Start of Records for the task
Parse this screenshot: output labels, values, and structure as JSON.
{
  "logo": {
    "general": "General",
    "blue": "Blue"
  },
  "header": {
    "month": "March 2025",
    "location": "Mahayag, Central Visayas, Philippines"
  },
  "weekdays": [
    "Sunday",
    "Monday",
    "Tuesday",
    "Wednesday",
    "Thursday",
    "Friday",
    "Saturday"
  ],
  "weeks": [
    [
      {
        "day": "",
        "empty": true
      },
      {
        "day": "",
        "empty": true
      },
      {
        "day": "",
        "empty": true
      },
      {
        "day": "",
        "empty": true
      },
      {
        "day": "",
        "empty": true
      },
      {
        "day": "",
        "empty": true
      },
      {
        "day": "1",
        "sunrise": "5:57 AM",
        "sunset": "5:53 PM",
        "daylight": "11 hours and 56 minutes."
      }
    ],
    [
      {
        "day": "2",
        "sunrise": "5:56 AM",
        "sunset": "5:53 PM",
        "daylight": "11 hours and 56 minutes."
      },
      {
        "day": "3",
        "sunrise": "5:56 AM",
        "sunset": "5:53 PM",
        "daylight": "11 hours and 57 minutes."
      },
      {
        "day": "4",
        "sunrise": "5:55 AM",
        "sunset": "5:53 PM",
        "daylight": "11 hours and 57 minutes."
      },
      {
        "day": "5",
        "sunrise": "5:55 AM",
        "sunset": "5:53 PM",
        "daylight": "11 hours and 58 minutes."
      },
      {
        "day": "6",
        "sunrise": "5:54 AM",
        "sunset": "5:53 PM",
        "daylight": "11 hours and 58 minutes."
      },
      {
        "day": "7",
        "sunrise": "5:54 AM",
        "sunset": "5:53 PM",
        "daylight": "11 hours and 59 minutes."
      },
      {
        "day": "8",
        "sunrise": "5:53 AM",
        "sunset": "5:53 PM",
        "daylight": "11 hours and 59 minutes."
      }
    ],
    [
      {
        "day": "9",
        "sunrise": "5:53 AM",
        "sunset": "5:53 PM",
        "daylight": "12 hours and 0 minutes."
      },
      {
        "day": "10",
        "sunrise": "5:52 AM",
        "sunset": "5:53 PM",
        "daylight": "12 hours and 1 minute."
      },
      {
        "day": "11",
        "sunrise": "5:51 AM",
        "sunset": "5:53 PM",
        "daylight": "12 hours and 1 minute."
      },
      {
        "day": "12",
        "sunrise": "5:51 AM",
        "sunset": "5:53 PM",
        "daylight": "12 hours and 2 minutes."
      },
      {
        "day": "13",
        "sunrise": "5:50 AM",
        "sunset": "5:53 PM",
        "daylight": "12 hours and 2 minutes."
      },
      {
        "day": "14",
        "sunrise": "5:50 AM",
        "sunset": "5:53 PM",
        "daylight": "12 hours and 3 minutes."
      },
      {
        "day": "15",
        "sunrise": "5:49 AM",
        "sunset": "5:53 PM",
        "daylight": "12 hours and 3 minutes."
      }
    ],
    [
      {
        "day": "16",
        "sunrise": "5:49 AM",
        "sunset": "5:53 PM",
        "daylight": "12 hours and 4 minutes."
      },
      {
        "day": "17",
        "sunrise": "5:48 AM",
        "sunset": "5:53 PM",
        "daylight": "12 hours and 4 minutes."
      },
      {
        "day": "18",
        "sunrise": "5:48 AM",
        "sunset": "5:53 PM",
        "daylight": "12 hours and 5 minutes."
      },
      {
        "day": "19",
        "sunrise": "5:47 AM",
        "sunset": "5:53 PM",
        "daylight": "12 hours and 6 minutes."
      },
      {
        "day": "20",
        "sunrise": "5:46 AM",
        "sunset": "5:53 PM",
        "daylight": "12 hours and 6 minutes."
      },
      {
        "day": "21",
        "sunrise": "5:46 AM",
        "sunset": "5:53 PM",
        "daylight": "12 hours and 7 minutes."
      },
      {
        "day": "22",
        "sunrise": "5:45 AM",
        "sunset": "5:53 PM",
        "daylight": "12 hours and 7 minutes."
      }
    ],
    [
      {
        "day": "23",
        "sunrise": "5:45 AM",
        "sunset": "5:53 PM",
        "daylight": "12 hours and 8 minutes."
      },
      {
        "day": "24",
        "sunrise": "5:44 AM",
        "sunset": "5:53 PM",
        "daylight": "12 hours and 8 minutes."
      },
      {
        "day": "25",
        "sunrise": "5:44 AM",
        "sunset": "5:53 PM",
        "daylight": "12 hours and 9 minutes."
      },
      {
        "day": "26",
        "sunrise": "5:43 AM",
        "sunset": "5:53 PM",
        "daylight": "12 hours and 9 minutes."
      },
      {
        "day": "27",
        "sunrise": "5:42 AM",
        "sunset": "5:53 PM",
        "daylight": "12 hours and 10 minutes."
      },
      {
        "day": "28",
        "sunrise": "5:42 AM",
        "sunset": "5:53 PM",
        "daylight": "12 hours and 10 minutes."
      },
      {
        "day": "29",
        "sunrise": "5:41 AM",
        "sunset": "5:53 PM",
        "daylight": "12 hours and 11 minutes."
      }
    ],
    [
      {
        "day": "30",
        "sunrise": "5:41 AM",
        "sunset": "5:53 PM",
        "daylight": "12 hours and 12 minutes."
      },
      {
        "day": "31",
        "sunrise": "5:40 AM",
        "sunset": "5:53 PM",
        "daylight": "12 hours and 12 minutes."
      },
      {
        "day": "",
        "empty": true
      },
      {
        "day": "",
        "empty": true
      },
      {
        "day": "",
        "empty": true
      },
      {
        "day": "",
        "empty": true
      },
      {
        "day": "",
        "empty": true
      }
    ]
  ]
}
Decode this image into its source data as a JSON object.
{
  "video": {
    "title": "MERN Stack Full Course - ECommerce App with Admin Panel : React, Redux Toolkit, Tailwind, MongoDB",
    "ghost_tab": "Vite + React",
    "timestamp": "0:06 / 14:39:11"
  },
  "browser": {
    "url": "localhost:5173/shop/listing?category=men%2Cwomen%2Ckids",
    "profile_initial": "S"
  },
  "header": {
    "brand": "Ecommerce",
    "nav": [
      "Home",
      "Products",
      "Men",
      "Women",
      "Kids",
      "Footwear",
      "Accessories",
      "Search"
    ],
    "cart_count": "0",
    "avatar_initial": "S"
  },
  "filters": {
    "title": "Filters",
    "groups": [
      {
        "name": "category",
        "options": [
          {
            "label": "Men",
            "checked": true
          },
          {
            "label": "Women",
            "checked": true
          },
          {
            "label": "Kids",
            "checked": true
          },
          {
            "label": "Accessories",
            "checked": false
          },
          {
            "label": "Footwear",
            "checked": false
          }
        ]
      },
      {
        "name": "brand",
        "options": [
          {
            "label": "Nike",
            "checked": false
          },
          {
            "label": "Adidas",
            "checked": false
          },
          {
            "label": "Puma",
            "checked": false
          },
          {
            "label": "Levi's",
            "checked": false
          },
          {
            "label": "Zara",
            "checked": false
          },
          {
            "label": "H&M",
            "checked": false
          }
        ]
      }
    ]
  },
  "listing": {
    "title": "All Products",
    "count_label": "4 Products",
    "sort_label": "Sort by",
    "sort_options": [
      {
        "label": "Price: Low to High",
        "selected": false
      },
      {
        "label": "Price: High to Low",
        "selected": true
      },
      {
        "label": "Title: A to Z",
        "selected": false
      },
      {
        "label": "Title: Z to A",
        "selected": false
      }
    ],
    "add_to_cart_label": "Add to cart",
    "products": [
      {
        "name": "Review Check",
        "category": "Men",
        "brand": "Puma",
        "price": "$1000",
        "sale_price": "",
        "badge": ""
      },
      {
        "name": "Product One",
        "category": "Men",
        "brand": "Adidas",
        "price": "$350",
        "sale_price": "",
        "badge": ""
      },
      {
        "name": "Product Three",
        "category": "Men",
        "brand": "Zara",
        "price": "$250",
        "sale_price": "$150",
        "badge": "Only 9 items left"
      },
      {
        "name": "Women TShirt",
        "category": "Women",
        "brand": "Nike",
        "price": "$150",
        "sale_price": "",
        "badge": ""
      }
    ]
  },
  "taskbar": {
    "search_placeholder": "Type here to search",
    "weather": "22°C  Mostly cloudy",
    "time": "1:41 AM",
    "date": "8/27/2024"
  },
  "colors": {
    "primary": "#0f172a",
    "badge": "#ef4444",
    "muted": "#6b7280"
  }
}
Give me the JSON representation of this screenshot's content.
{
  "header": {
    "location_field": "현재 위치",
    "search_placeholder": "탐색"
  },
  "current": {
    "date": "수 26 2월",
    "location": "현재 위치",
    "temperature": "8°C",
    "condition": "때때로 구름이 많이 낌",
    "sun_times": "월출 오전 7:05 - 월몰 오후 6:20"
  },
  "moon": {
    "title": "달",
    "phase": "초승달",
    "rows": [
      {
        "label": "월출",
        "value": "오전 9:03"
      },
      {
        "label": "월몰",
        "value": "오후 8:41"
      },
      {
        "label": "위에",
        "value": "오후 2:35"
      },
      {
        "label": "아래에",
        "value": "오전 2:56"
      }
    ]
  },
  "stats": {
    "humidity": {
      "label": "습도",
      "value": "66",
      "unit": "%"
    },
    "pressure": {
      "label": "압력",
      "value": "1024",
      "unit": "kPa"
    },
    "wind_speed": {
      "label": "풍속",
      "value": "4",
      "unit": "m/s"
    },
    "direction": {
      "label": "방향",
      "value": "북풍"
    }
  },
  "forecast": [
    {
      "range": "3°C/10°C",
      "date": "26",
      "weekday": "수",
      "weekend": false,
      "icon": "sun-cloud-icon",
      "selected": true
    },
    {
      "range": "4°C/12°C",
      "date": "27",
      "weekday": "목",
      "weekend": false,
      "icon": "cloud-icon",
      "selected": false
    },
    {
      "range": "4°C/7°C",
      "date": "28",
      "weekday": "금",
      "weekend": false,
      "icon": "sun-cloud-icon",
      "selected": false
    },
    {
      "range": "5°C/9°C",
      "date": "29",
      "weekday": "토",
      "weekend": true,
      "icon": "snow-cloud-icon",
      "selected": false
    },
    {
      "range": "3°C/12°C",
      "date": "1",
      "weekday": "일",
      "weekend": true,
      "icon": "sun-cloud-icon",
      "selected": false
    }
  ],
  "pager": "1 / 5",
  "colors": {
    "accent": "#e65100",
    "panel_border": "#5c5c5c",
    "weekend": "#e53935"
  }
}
End of Records for the task
Task instructions: Copy exactly, and only, the lines from the one containing "Give me the" through the last line of the listing.

Answer to this task:
Give me the JSON representation of this screenshot's content.
{
  "header": {
    "location_field": "현재 위치",
    "search_placeholder": "탐색"
  },
  "current": {
    "date": "수 26 2월",
    "location": "현재 위치",
    "temperature": "8°C",
    "condition": "때때로 구름이 많이 낌",
    "sun_times": "월출 오전 7:05 - 월몰 오후 6:20"
  },
  "moon": {
    "title": "달",
    "phase": "초승달",
    "rows": [
      {
        "label": "월출",
        "value": "오전 9:03"
      },
      {
        "label": "월몰",
        "value": "오후 8:41"
      },
      {
        "label": "위에",
        "value": "오후 2:35"
      },
      {
        "label": "아래에",
        "value": "오전 2:56"
      }
    ]
  },
  "stats": {
    "humidity": {
      "label": "습도",
      "value": "66",
      "unit": "%"
    },
    "pressure": {
      "label": "압력",
      "value": "1024",
      "unit": "kPa"
    },
    "wind_speed": {
      "label": "풍속",
      "value": "4",
      "unit": "m/s"
    },
    "direction": {
      "label": "방향",
      "value": "북풍"
    }
  },
  "forecast": [
    {
      "range": "3°C/10°C",
      "date": "26",
      "weekday": "수",
      "weekend": false,
      "icon": "sun-cloud-icon",
      "selected": true
    },
    {
      "range": "4°C/12°C",
      "date": "27",
      "weekday": "목",
      "weekend": false,
      "icon": "cloud-icon",
      "selected": false
    },
    {
      "range": "4°C/7°C",
      "date": "28",
      "weekday": "금",
      "weekend": false,
      "icon": "sun-cloud-icon",
      "selected": false
    },
    {
      "range": "5°C/9°C",
      "date": "29",
      "weekday": "토",
      "weekend": true,
      "icon": "snow-cloud-icon",
      "selected": false
    },
    {
      "range": "3°C/12°C",
      "date": "1",
      "weekday": "일",
      "weekend": true,
      "icon": "sun-cloud-icon",
      "selected": false
    }
  ],
  "pager": "1 / 5",
  "colors": {
    "accent": "#e65100",
    "panel_border": "#5c5c5c",
    "weekend": "#e53935"
  }
}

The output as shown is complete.